■ WHAT NEEDS TO BE DONE: Provide the number of lines where the word "this" occurs, and no other text.

■ Entries with figure data:
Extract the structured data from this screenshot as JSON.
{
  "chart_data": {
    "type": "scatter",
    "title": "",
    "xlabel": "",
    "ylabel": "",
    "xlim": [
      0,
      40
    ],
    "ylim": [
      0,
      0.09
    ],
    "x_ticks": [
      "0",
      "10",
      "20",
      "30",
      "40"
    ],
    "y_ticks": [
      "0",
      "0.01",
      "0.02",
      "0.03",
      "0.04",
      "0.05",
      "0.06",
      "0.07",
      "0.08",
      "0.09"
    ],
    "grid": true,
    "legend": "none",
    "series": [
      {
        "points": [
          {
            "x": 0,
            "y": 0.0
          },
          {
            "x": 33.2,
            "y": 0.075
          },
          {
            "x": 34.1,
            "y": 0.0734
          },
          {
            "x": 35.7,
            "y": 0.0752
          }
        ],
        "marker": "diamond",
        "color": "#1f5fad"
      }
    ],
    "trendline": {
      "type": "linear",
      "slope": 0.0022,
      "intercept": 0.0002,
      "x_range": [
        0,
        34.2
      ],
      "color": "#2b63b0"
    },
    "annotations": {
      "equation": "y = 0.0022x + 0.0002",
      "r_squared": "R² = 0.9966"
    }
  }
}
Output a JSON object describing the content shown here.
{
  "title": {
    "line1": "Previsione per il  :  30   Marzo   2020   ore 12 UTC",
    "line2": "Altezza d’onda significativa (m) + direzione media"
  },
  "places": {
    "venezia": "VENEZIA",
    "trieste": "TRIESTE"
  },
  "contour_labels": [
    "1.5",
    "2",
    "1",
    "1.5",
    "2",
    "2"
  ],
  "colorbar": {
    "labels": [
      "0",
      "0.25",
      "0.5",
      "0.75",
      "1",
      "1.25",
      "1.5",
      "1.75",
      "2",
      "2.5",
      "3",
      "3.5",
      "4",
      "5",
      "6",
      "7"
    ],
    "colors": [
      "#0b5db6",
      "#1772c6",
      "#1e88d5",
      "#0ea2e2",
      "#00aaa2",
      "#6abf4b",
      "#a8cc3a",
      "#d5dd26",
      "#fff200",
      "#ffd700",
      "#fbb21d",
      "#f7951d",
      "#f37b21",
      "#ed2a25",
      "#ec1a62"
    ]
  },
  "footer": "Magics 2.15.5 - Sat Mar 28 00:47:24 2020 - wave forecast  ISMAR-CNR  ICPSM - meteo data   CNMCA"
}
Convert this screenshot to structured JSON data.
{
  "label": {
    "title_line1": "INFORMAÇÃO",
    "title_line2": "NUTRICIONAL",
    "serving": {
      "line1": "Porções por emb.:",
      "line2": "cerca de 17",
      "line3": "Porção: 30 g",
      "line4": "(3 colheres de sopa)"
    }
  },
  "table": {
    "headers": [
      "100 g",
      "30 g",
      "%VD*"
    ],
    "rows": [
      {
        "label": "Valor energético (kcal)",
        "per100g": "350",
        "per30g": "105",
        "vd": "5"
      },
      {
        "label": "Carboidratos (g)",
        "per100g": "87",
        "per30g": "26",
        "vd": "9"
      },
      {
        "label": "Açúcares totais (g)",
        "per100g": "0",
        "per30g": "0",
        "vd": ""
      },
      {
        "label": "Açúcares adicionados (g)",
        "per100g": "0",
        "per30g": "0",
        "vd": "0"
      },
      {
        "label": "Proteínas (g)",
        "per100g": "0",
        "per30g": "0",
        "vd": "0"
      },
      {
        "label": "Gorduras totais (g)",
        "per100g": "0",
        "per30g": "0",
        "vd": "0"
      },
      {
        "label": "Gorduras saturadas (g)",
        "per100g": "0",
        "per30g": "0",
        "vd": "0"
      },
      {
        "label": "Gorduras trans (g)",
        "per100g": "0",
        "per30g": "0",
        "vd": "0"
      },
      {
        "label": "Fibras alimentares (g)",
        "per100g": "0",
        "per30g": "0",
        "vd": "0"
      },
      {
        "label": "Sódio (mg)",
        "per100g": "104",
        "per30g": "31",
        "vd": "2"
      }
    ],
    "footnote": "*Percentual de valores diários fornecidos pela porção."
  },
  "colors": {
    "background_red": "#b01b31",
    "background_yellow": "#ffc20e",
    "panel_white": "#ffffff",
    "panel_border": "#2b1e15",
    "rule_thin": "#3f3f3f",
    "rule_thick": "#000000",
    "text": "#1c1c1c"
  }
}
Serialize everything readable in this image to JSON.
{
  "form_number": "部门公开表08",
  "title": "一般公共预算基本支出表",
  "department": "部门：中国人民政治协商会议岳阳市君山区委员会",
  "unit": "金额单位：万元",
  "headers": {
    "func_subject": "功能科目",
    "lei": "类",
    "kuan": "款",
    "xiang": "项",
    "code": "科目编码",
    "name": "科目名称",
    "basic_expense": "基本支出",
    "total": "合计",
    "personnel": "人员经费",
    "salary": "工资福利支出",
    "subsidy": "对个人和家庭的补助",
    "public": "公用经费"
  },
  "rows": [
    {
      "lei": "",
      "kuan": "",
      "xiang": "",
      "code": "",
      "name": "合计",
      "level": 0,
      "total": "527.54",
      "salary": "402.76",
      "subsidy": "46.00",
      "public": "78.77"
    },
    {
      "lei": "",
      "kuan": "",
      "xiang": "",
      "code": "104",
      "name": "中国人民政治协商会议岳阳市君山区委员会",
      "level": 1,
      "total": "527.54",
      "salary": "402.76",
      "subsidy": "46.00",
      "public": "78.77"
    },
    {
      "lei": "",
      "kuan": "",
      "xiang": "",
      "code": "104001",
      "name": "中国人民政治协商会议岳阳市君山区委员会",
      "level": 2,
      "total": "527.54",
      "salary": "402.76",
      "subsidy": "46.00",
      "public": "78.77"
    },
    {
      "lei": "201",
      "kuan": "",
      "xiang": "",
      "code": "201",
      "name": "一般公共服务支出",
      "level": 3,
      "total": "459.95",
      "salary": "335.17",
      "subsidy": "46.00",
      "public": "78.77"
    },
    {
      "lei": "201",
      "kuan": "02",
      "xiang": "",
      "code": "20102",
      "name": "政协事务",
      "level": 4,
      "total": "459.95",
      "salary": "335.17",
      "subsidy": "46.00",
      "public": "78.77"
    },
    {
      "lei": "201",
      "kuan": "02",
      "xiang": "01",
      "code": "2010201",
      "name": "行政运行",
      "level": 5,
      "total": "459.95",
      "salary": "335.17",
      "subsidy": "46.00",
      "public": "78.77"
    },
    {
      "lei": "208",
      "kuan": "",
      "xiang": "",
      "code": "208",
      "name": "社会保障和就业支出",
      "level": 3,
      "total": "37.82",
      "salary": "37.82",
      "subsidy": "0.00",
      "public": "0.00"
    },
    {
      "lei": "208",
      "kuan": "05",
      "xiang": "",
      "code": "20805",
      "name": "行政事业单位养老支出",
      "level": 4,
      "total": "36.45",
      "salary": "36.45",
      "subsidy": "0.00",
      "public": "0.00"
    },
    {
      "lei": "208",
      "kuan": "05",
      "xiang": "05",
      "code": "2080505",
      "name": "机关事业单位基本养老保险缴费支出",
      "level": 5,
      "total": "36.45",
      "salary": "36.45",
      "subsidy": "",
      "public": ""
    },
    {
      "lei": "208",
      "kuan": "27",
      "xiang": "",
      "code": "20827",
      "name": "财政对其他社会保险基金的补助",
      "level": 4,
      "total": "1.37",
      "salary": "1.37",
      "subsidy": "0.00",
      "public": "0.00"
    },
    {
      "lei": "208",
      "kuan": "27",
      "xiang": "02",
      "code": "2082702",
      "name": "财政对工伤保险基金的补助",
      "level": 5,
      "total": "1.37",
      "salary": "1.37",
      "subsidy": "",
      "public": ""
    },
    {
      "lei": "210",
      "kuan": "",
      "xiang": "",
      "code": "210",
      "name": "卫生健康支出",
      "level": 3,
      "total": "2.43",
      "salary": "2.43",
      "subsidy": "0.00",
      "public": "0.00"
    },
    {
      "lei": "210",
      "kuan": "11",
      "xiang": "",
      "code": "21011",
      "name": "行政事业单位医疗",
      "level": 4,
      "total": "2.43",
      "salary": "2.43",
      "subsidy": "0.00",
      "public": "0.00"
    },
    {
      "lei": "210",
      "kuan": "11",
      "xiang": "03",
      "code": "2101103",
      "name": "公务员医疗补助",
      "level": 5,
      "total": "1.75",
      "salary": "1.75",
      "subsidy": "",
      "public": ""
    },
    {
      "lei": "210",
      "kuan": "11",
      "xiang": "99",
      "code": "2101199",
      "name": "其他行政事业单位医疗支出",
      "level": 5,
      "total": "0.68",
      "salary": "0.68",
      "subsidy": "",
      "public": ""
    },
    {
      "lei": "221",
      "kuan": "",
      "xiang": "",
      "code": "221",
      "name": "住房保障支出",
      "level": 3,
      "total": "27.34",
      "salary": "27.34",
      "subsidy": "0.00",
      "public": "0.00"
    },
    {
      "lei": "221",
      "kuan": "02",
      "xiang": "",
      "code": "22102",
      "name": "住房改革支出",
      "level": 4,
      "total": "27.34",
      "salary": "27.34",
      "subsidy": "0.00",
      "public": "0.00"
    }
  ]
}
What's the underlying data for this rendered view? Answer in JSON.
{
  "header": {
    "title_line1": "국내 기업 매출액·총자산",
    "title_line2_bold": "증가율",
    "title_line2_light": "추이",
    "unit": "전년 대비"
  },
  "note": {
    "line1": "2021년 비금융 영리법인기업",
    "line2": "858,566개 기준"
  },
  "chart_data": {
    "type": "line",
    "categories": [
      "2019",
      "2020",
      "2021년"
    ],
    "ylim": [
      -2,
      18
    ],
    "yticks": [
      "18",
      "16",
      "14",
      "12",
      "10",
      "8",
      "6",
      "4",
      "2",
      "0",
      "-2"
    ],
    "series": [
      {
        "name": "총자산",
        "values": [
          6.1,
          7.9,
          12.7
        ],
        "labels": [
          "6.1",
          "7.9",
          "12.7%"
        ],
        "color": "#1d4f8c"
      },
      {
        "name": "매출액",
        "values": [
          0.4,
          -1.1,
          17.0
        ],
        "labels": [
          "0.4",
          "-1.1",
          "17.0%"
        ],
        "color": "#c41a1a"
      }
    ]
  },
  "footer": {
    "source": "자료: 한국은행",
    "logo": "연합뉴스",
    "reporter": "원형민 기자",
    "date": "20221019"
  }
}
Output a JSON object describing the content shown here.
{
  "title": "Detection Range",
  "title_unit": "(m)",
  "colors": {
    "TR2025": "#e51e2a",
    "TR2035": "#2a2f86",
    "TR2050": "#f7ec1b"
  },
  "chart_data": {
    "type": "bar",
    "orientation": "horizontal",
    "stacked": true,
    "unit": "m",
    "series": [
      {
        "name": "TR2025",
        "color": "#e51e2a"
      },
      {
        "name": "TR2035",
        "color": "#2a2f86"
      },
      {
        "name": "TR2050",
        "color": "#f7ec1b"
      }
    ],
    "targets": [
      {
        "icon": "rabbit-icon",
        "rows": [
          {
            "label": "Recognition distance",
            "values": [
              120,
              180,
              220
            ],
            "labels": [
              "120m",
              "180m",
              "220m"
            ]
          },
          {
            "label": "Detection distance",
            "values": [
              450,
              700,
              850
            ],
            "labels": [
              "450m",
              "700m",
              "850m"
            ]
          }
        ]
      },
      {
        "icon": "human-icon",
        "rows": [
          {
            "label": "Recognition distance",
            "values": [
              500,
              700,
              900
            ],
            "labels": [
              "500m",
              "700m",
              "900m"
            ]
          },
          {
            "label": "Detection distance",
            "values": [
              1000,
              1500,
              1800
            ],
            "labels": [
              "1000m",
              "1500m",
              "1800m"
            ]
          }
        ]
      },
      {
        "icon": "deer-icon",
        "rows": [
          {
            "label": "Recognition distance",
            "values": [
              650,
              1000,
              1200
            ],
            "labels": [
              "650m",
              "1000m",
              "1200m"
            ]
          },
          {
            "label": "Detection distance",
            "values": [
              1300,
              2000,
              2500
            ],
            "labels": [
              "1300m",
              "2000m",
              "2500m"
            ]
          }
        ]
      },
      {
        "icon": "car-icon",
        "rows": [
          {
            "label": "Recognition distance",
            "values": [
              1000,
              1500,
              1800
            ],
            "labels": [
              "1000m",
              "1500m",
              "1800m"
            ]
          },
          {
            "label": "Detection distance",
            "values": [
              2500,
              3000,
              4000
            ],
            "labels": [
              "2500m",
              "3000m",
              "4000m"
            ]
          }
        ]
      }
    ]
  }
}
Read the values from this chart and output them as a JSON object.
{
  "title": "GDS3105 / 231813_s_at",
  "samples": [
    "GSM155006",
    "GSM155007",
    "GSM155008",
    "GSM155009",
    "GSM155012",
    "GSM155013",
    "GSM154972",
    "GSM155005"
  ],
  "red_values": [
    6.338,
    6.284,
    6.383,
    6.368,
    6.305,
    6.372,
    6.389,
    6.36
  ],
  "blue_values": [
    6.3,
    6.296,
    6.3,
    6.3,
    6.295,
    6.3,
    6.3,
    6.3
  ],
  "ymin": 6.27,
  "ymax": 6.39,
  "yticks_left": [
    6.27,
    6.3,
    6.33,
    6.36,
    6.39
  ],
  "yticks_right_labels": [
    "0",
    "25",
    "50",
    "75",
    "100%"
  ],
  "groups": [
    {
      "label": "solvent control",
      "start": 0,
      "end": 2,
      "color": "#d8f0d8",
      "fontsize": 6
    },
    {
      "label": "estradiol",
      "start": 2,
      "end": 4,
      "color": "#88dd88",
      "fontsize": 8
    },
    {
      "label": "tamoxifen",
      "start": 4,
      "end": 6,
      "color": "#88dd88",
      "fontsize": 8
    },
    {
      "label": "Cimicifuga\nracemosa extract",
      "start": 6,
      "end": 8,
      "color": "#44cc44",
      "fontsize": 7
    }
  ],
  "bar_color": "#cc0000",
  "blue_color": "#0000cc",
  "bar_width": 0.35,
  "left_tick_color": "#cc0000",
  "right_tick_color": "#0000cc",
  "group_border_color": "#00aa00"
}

■ REPLY TO THE TASK: 5